DIRECTIONS FOR THIS TASK
Omit the pictures, then write out every entry exactly as it reads.

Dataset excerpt
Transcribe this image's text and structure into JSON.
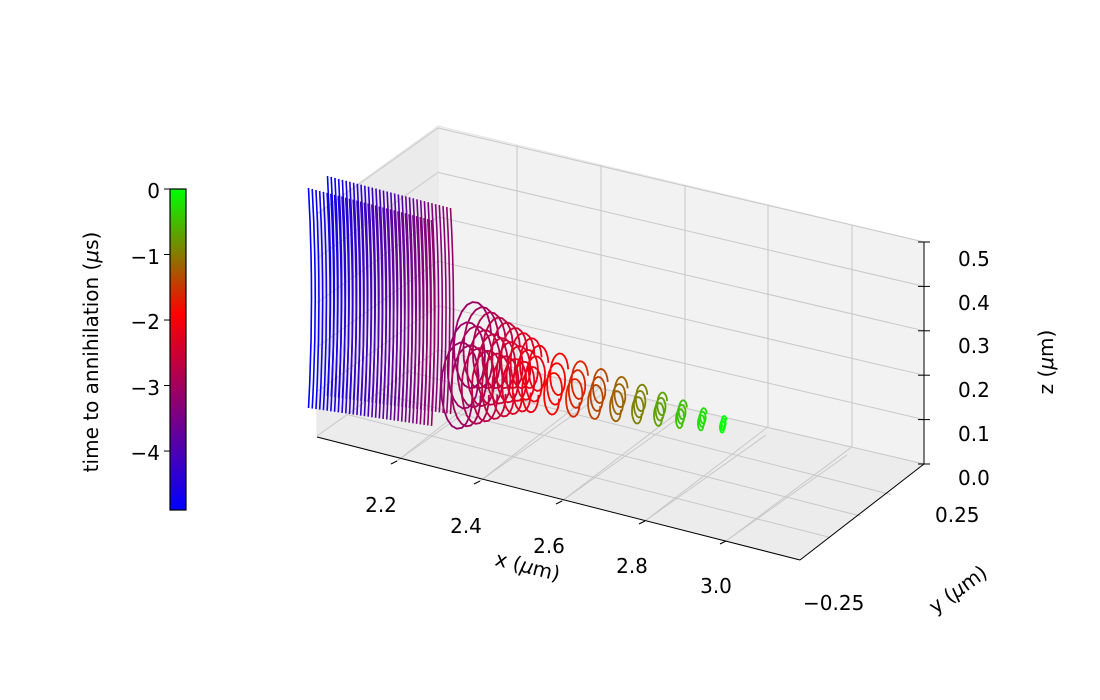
{
  "chart_data": {
    "type": "line",
    "projection": "3d",
    "xlabel_prefix": "x (",
    "ylabel_prefix": "y (",
    "zlabel_prefix": "z (",
    "unit_mu": "μ",
    "unit_m": "m)",
    "x_ticks": [
      "2.2",
      "2.4",
      "2.6",
      "2.8",
      "3.0"
    ],
    "x_tick_values": [
      2.2,
      2.4,
      2.6,
      2.8,
      3.0
    ],
    "y_ticks": [
      "0.25",
      "−0.25"
    ],
    "y_tick_values": [
      0.25,
      -0.25
    ],
    "z_ticks": [
      "0.0",
      "0.1",
      "0.2",
      "0.3",
      "0.4",
      "0.5"
    ],
    "z_tick_values": [
      0.0,
      0.1,
      0.2,
      0.3,
      0.4,
      0.5
    ],
    "xlim": [
      2.05,
      3.15
    ],
    "ylim": [
      -0.35,
      0.35
    ],
    "zlim": [
      0.0,
      0.5
    ],
    "grid": true,
    "colorbar": {
      "label_prefix": "time to annihilation (",
      "label_mu": "μ",
      "label_suffix": "s)",
      "ticks": [
        "0",
        "−1",
        "−2",
        "−3",
        "−4"
      ],
      "tick_values": [
        0,
        -1,
        -2,
        -3,
        -4
      ],
      "range": [
        -4.9,
        0
      ],
      "colors": [
        "#0000ff",
        "#ff0000",
        "#00ff00"
      ],
      "placement": "left"
    },
    "curve_groups": [
      {
        "name": "",
        "time_range": [
          -4.9,
          -3.15
        ],
        "x_range": [
          2.15,
          2.45
        ],
        "shape": "vertical lines",
        "count": 34
      },
      {
        "name": "",
        "time_range": [
          -3.1,
          -2.2
        ],
        "x_range": [
          2.47,
          2.62
        ],
        "shape": "loops",
        "count": 8
      },
      {
        "name": "",
        "time_range": [
          -2.1,
          0.0
        ],
        "x_range": [
          2.64,
          3.1
        ],
        "shape": "loops",
        "count": 10
      }
    ]
  }
}
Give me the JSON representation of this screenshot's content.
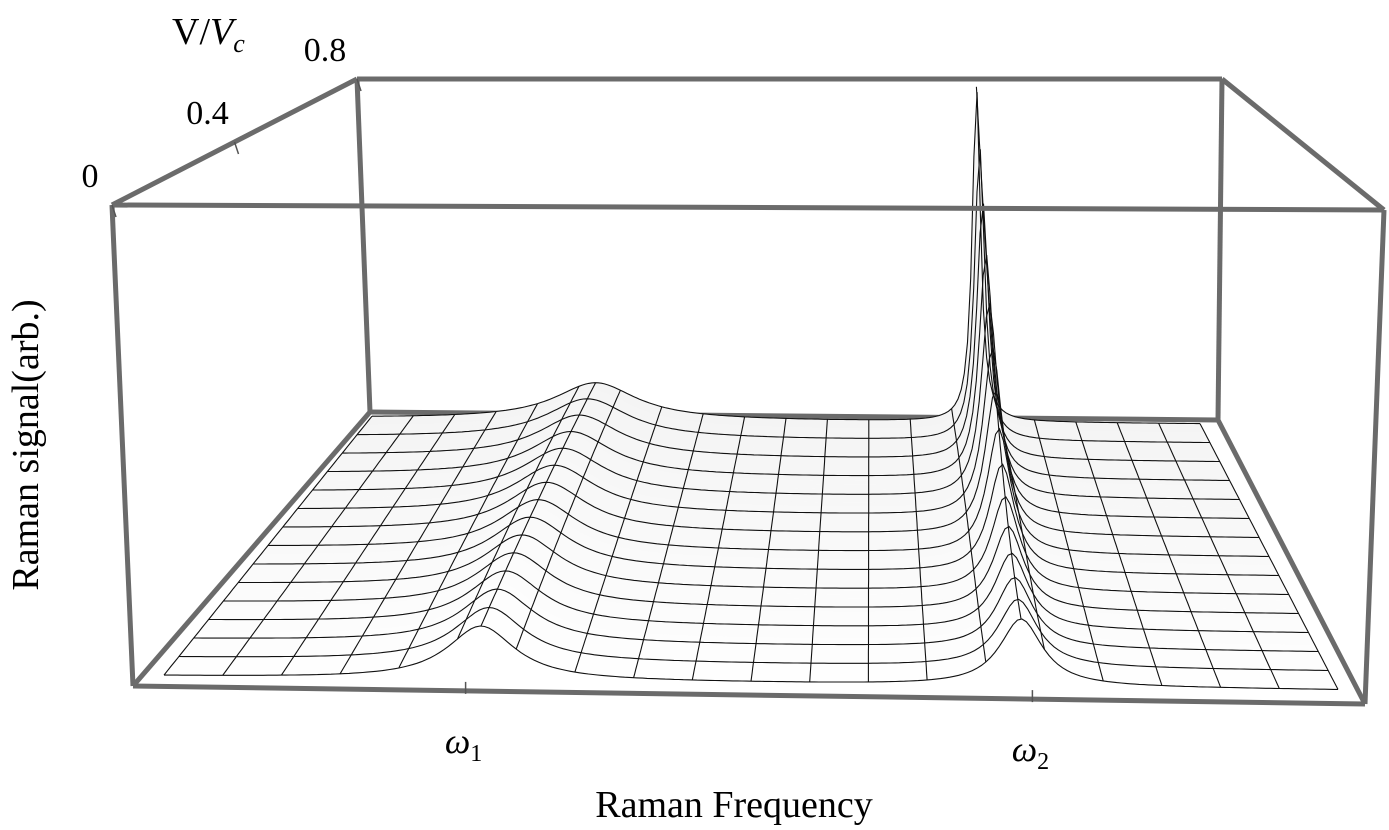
{
  "chart_data": {
    "type": "surface3d",
    "title": "",
    "xlabel": "Raman Frequency",
    "ylabel": "V/V_c",
    "zlabel": "Raman signal(arb.)",
    "x_ticks": [
      {
        "value": 0.27,
        "label": "ω1",
        "symbol": "ω",
        "sub": "1"
      },
      {
        "value": 0.73,
        "label": "ω2",
        "symbol": "ω",
        "sub": "2"
      }
    ],
    "y_ticks": [
      {
        "value": 0,
        "label": "0"
      },
      {
        "value": 0.4,
        "label": "0.4"
      },
      {
        "value": 0.8,
        "label": "0.8"
      }
    ],
    "y_label_parts": {
      "main": "V/",
      "italic": "V",
      "sub": "c"
    },
    "x_range": [
      0,
      1
    ],
    "y_range": [
      0,
      0.8
    ],
    "peaks": [
      {
        "name": "ω1 mode",
        "x": 0.27,
        "height_at_front": 0.16,
        "height_at_back": 0.11,
        "width_front": 0.035,
        "width_back": 0.06
      },
      {
        "name": "ω2 mode",
        "x": 0.73,
        "height_at_front": 0.2,
        "height_at_back": 1.0,
        "width_front": 0.022,
        "width_back": 0.006
      }
    ],
    "mesh": {
      "x_lines": 20,
      "y_lines": 14
    },
    "colors": {
      "surface": "#f4f4f4",
      "frame": "#6b6b6b",
      "mesh": "#111111"
    }
  }
}
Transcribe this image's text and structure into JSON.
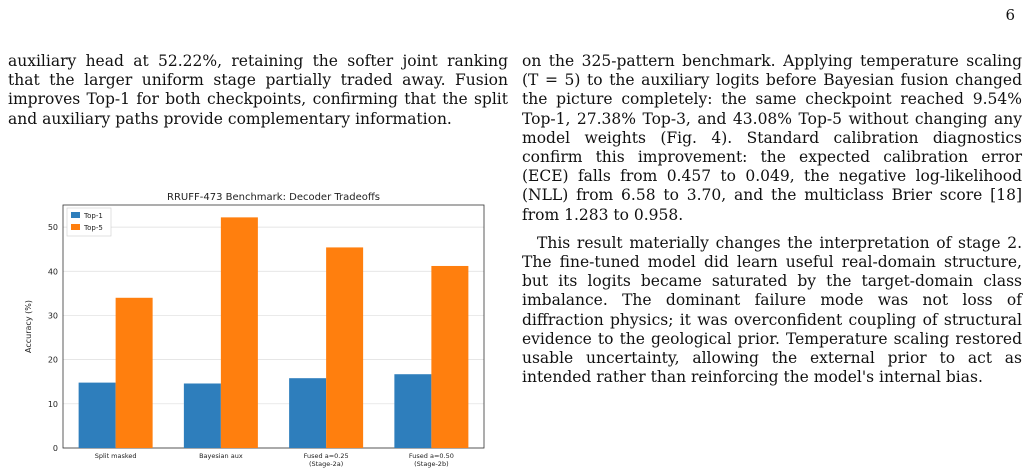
{
  "page_number": "6",
  "left_column": {
    "paragraph": "auxiliary head at 52.22%, retaining the softer joint ranking that the larger uniform stage partially traded away. Fusion improves Top-1 for both checkpoints, confirming that the split and auxiliary paths provide complementary information."
  },
  "right_column": {
    "paragraph_1": "on the 325-pattern benchmark. Applying temperature scaling (T = 5) to the auxiliary logits before Bayesian fusion changed the picture completely: the same checkpoint reached 9.54% Top-1, 27.38% Top-3, and 43.08% Top-5 without changing any model weights (Fig. 4). Standard calibration diagnostics confirm this improvement: the expected calibration error (ECE) falls from 0.457 to 0.049, the negative log-likelihood (NLL) from 6.58 to 3.70, and the multiclass Brier score [18] from 1.283 to 0.958.",
    "paragraph_2": "This result materially changes the interpretation of stage 2. The fine-tuned model did learn useful real-domain structure, but its logits became saturated by the target-domain class imbalance. The dominant failure mode was not loss of diffraction physics; it was overconfident coupling of structural evidence to the geological prior. Temperature scaling restored usable uncertainty, allowing the external prior to act as intended rather than reinforcing the model's internal bias."
  },
  "chart_data": {
    "type": "bar",
    "title": "RRUFF-473 Benchmark: Decoder Tradeoffs",
    "xlabel": "",
    "ylabel": "Accuracy (%)",
    "ylim": [
      0,
      55
    ],
    "yticks": [
      0,
      10,
      20,
      30,
      40,
      50
    ],
    "grid": true,
    "legend_position": "top-left",
    "categories": [
      [
        "Split masked"
      ],
      [
        "Bayesian aux"
      ],
      [
        "Fused a=0.25",
        "(Stage-2a)"
      ],
      [
        "Fused a=0.50",
        "(Stage-2b)"
      ]
    ],
    "series": [
      {
        "name": "Top-1",
        "color": "#2e7ebc",
        "values": [
          14.8,
          14.6,
          15.8,
          16.7
        ]
      },
      {
        "name": "Top-5",
        "color": "#ff7f0e",
        "values": [
          34.0,
          52.2,
          45.4,
          41.2
        ]
      }
    ]
  }
}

TASK SOLUTION
Transcribe this image's text and structure into JSON.
{
  "chart_data": {
    "type": "line",
    "projection": "3d",
    "xlabel_prefix": "x (",
    "ylabel_prefix": "y (",
    "zlabel_prefix": "z (",
    "unit_mu": "μ",
    "unit_m": "m)",
    "x_ticks": [
      "2.2",
      "2.4",
      "2.6",
      "2.8",
      "3.0"
    ],
    "x_tick_values": [
      2.2,
      2.4,
      2.6,
      2.8,
      3.0
    ],
    "y_ticks": [
      "0.25",
      "−0.25"
    ],
    "y_tick_values": [
      0.25,
      -0.25
    ],
    "z_ticks": [
      "0.0",
      "0.1",
      "0.2",
      "0.3",
      "0.4",
      "0.5"
    ],
    "z_tick_values": [
      0.0,
      0.1,
      0.2,
      0.3,
      0.4,
      0.5
    ],
    "xlim": [
      2.05,
      3.15
    ],
    "ylim": [
      -0.35,
      0.35
    ],
    "zlim": [
      0.0,
      0.5
    ],
    "grid": true,
    "colorbar": {
      "label_prefix": "time to annihilation (",
      "label_mu": "μ",
      "label_suffix": "s)",
      "ticks": [
        "0",
        "−1",
        "−2",
        "−3",
        "−4"
      ],
      "tick_values": [
        0,
        -1,
        -2,
        -3,
        -4
      ],
      "range": [
        -4.9,
        0
      ],
      "colors": [
        "#0000ff",
        "#ff0000",
        "#00ff00"
      ],
      "placement": "left"
    },
    "curve_groups": [
      {
        "name": "",
        "time_range": [
          -4.9,
          -3.15
        ],
        "x_range": [
          2.15,
          2.45
        ],
        "shape": "vertical lines",
        "count": 34
      },
      {
        "name": "",
        "time_range": [
          -3.1,
          -2.2
        ],
        "x_range": [
          2.47,
          2.62
        ],
        "shape": "loops",
        "count": 8
      },
      {
        "name": "",
        "time_range": [
          -2.1,
          0.0
        ],
        "x_range": [
          2.64,
          3.1
        ],
        "shape": "loops",
        "count": 10
      }
    ]
  }
}
Give me the JSON representation of this screenshot's content.
{
  "chart_data": {
    "type": "surface3d",
    "title": "",
    "xlabel": "Raman Frequency",
    "ylabel": "V/V_c",
    "zlabel": "Raman signal(arb.)",
    "x_ticks": [
      {
        "value": 0.27,
        "label": "ω1",
        "symbol": "ω",
        "sub": "1"
      },
      {
        "value": 0.73,
        "label": "ω2",
        "symbol": "ω",
        "sub": "2"
      }
    ],
    "y_ticks": [
      {
        "value": 0,
        "label": "0"
      },
      {
        "value": 0.4,
        "label": "0.4"
      },
      {
        "value": 0.8,
        "label": "0.8"
      }
    ],
    "y_label_parts": {
      "main": "V/",
      "italic": "V",
      "sub": "c"
    },
    "x_range": [
      0,
      1
    ],
    "y_range": [
      0,
      0.8
    ],
    "peaks": [
      {
        "name": "ω1 mode",
        "x": 0.27,
        "height_at_front": 0.16,
        "height_at_back": 0.11,
        "width_front": 0.035,
        "width_back": 0.06
      },
      {
        "name": "ω2 mode",
        "x": 0.73,
        "height_at_front": 0.2,
        "height_at_back": 1.0,
        "width_front": 0.022,
        "width_back": 0.006
      }
    ],
    "mesh": {
      "x_lines": 20,
      "y_lines": 14
    },
    "colors": {
      "surface": "#f4f4f4",
      "frame": "#6b6b6b",
      "mesh": "#111111"
    }
  }
}
Transcribe this image's text and structure into JSON.
{
  "page_number": "6",
  "left_column": {
    "paragraph": "auxiliary head at 52.22%, retaining the softer joint ranking that the larger uniform stage partially traded away. Fusion improves Top-1 for both checkpoints, confirming that the split and auxiliary paths provide complementary information."
  },
  "right_column": {
    "paragraph_1": "on the 325-pattern benchmark. Applying temperature scaling (T = 5) to the auxiliary logits before Bayesian fusion changed the picture completely: the same checkpoint reached 9.54% Top-1, 27.38% Top-3, and 43.08% Top-5 without changing any model weights (Fig. 4). Standard calibration diagnostics confirm this improvement: the expected calibration error (ECE) falls from 0.457 to 0.049, the negative log-likelihood (NLL) from 6.58 to 3.70, and the multiclass Brier score [18] from 1.283 to 0.958.",
    "paragraph_2": "This result materially changes the interpretation of stage 2. The fine-tuned model did learn useful real-domain structure, but its logits became saturated by the target-domain class imbalance. The dominant failure mode was not loss of diffraction physics; it was overconfident coupling of structural evidence to the geological prior. Temperature scaling restored usable uncertainty, allowing the external prior to act as intended rather than reinforcing the model's internal bias."
  },
  "chart_data": {
    "type": "bar",
    "title": "RRUFF-473 Benchmark: Decoder Tradeoffs",
    "xlabel": "",
    "ylabel": "Accuracy (%)",
    "ylim": [
      0,
      55
    ],
    "yticks": [
      0,
      10,
      20,
      30,
      40,
      50
    ],
    "grid": true,
    "legend_position": "top-left",
    "categories": [
      [
        "Split masked"
      ],
      [
        "Bayesian aux"
      ],
      [
        "Fused a=0.25",
        "(Stage-2a)"
      ],
      [
        "Fused a=0.50",
        "(Stage-2b)"
      ]
    ],
    "series": [
      {
        "name": "Top-1",
        "color": "#2e7ebc",
        "values": [
          14.8,
          14.6,
          15.8,
          16.7
        ]
      },
      {
        "name": "Top-5",
        "color": "#ff7f0e",
        "values": [
          34.0,
          52.2,
          45.4,
          41.2
        ]
      }
    ]
  }
}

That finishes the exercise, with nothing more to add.